▶ _What is expected_:
Reproduce the entries below in full, word for word.

▶ _Records shown_:
##############################

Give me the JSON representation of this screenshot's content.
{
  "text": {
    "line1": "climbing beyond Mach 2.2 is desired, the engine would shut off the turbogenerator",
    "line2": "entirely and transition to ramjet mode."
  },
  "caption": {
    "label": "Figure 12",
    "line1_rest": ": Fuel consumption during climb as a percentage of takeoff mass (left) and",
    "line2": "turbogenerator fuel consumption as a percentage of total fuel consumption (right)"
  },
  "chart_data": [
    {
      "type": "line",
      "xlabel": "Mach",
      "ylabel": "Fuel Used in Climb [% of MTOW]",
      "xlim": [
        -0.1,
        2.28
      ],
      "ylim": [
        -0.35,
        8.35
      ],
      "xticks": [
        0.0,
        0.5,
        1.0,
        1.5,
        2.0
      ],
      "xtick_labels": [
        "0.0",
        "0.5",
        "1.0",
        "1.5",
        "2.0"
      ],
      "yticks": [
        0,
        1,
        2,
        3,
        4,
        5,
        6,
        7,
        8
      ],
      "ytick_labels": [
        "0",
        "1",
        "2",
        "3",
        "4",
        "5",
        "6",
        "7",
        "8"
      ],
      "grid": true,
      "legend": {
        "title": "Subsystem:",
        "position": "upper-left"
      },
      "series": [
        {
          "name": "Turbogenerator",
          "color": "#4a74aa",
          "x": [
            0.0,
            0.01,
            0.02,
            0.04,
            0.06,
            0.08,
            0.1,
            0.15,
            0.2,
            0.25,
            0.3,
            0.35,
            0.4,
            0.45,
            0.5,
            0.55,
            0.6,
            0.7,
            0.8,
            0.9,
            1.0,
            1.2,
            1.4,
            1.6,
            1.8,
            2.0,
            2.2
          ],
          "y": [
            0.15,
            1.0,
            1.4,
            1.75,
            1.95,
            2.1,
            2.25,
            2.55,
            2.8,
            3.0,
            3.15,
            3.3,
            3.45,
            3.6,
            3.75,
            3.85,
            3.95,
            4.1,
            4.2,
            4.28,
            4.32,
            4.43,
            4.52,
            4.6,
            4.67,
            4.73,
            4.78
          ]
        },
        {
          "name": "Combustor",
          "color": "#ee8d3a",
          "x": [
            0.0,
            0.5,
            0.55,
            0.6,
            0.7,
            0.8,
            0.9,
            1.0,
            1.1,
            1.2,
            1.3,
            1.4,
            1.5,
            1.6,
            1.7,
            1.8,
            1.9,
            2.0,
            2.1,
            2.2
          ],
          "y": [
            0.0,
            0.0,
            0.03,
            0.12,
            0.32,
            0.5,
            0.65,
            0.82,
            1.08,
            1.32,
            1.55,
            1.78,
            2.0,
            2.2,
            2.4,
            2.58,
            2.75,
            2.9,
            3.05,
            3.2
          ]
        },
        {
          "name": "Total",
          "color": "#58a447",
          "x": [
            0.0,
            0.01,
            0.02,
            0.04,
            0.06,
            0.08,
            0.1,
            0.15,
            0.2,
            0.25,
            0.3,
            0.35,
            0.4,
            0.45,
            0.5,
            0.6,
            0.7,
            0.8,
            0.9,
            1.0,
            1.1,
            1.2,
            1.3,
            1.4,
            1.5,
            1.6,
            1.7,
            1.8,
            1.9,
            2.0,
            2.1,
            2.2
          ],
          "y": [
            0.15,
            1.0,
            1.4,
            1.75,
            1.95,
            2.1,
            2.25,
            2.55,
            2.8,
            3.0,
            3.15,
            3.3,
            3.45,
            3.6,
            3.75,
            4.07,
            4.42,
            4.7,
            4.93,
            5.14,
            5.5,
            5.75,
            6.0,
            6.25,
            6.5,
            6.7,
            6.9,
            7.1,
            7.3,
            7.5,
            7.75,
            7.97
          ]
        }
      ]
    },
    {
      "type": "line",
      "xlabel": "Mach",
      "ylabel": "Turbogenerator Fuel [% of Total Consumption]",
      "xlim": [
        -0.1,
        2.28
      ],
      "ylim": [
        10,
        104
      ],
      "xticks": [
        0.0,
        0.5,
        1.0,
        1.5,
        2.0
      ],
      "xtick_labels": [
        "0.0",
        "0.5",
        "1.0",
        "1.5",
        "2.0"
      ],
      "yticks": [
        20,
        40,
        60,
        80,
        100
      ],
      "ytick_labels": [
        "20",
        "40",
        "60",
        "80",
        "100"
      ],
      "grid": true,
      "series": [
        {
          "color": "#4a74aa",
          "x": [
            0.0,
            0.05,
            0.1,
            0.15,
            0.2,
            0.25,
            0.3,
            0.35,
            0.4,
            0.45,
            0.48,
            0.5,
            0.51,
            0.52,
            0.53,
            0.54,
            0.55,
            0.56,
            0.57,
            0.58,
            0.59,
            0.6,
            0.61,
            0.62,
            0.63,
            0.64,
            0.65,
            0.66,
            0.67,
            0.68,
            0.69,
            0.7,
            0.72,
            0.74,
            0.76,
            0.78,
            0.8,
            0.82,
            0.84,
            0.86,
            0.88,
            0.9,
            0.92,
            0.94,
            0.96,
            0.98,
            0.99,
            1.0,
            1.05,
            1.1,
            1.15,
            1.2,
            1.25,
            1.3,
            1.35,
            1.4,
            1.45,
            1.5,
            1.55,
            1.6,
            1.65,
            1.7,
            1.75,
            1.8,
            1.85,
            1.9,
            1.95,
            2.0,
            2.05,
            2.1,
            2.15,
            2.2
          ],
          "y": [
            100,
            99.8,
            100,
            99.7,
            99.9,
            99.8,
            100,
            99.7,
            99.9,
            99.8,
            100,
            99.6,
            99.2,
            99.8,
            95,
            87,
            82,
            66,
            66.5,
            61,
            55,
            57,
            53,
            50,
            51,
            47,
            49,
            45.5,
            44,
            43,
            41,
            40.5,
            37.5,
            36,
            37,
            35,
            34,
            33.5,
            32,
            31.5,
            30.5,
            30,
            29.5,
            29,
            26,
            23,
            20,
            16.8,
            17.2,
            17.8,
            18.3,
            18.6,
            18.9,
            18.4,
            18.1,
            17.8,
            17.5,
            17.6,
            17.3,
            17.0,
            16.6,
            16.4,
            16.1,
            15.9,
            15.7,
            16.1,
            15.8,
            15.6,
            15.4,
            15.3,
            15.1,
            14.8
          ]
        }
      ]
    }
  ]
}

##############################

▶ _Full solution_:
Give me the JSON representation of this screenshot's content.
{
  "text": {
    "line1": "climbing beyond Mach 2.2 is desired, the engine would shut off the turbogenerator",
    "line2": "entirely and transition to ramjet mode."
  },
  "caption": {
    "label": "Figure 12",
    "line1_rest": ": Fuel consumption during climb as a percentage of takeoff mass (left) and",
    "line2": "turbogenerator fuel consumption as a percentage of total fuel consumption (right)"
  },
  "chart_data": [
    {
      "type": "line",
      "xlabel": "Mach",
      "ylabel": "Fuel Used in Climb [% of MTOW]",
      "xlim": [
        -0.1,
        2.28
      ],
      "ylim": [
        -0.35,
        8.35
      ],
      "xticks": [
        0.0,
        0.5,
        1.0,
        1.5,
        2.0
      ],
      "xtick_labels": [
        "0.0",
        "0.5",
        "1.0",
        "1.5",
        "2.0"
      ],
      "yticks": [
        0,
        1,
        2,
        3,
        4,
        5,
        6,
        7,
        8
      ],
      "ytick_labels": [
        "0",
        "1",
        "2",
        "3",
        "4",
        "5",
        "6",
        "7",
        "8"
      ],
      "grid": true,
      "legend": {
        "title": "Subsystem:",
        "position": "upper-left"
      },
      "series": [
        {
          "name": "Turbogenerator",
          "color": "#4a74aa",
          "x": [
            0.0,
            0.01,
            0.02,
            0.04,
            0.06,
            0.08,
            0.1,
            0.15,
            0.2,
            0.25,
            0.3,
            0.35,
            0.4,
            0.45,
            0.5,
            0.55,
            0.6,
            0.7,
            0.8,
            0.9,
            1.0,
            1.2,
            1.4,
            1.6,
            1.8,
            2.0,
            2.2
          ],
          "y": [
            0.15,
            1.0,
            1.4,
            1.75,
            1.95,
            2.1,
            2.25,
            2.55,
            2.8,
            3.0,
            3.15,
            3.3,
            3.45,
            3.6,
            3.75,
            3.85,
            3.95,
            4.1,
            4.2,
            4.28,
            4.32,
            4.43,
            4.52,
            4.6,
            4.67,
            4.73,
            4.78
          ]
        },
        {
          "name": "Combustor",
          "color": "#ee8d3a",
          "x": [
            0.0,
            0.5,
            0.55,
            0.6,
            0.7,
            0.8,
            0.9,
            1.0,
            1.1,
            1.2,
            1.3,
            1.4,
            1.5,
            1.6,
            1.7,
            1.8,
            1.9,
            2.0,
            2.1,
            2.2
          ],
          "y": [
            0.0,
            0.0,
            0.03,
            0.12,
            0.32,
            0.5,
            0.65,
            0.82,
            1.08,
            1.32,
            1.55,
            1.78,
            2.0,
            2.2,
            2.4,
            2.58,
            2.75,
            2.9,
            3.05,
            3.2
          ]
        },
        {
          "name": "Total",
          "color": "#58a447",
          "x": [
            0.0,
            0.01,
            0.02,
            0.04,
            0.06,
            0.08,
            0.1,
            0.15,
            0.2,
            0.25,
            0.3,
            0.35,
            0.4,
            0.45,
            0.5,
            0.6,
            0.7,
            0.8,
            0.9,
            1.0,
            1.1,
            1.2,
            1.3,
            1.4,
            1.5,
            1.6,
            1.7,
            1.8,
            1.9,
            2.0,
            2.1,
            2.2
          ],
          "y": [
            0.15,
            1.0,
            1.4,
            1.75,
            1.95,
            2.1,
            2.25,
            2.55,
            2.8,
            3.0,
            3.15,
            3.3,
            3.45,
            3.6,
            3.75,
            4.07,
            4.42,
            4.7,
            4.93,
            5.14,
            5.5,
            5.75,
            6.0,
            6.25,
            6.5,
            6.7,
            6.9,
            7.1,
            7.3,
            7.5,
            7.75,
            7.97
          ]
        }
      ]
    },
    {
      "type": "line",
      "xlabel": "Mach",
      "ylabel": "Turbogenerator Fuel [% of Total Consumption]",
      "xlim": [
        -0.1,
        2.28
      ],
      "ylim": [
        10,
        104
      ],
      "xticks": [
        0.0,
        0.5,
        1.0,
        1.5,
        2.0
      ],
      "xtick_labels": [
        "0.0",
        "0.5",
        "1.0",
        "1.5",
        "2.0"
      ],
      "yticks": [
        20,
        40,
        60,
        80,
        100
      ],
      "ytick_labels": [
        "20",
        "40",
        "60",
        "80",
        "100"
      ],
      "grid": true,
      "series": [
        {
          "color": "#4a74aa",
          "x": [
            0.0,
            0.05,
            0.1,
            0.15,
            0.2,
            0.25,
            0.3,
            0.35,
            0.4,
            0.45,
            0.48,
            0.5,
            0.51,
            0.52,
            0.53,
            0.54,
            0.55,
            0.56,
            0.57,
            0.58,
            0.59,
            0.6,
            0.61,
            0.62,
            0.63,
            0.64,
            0.65,
            0.66,
            0.67,
            0.68,
            0.69,
            0.7,
            0.72,
            0.74,
            0.76,
            0.78,
            0.8,
            0.82,
            0.84,
            0.86,
            0.88,
            0.9,
            0.92,
            0.94,
            0.96,
            0.98,
            0.99,
            1.0,
            1.05,
            1.1,
            1.15,
            1.2,
            1.25,
            1.3,
            1.35,
            1.4,
            1.45,
            1.5,
            1.55,
            1.6,
            1.65,
            1.7,
            1.75,
            1.8,
            1.85,
            1.9,
            1.95,
            2.0,
            2.05,
            2.1,
            2.15,
            2.2
          ],
          "y": [
            100,
            99.8,
            100,
            99.7,
            99.9,
            99.8,
            100,
            99.7,
            99.9,
            99.8,
            100,
            99.6,
            99.2,
            99.8,
            95,
            87,
            82,
            66,
            66.5,
            61,
            55,
            57,
            53,
            50,
            51,
            47,
            49,
            45.5,
            44,
            43,
            41,
            40.5,
            37.5,
            36,
            37,
            35,
            34,
            33.5,
            32,
            31.5,
            30.5,
            30,
            29.5,
            29,
            26,
            23,
            20,
            16.8,
            17.2,
            17.8,
            18.3,
            18.6,
            18.9,
            18.4,
            18.1,
            17.8,
            17.5,
            17.6,
            17.3,
            17.0,
            16.6,
            16.4,
            16.1,
            15.9,
            15.7,
            16.1,
            15.8,
            15.6,
            15.4,
            15.3,
            15.1,
            14.8
          ]
        }
      ]
    }
  ]
}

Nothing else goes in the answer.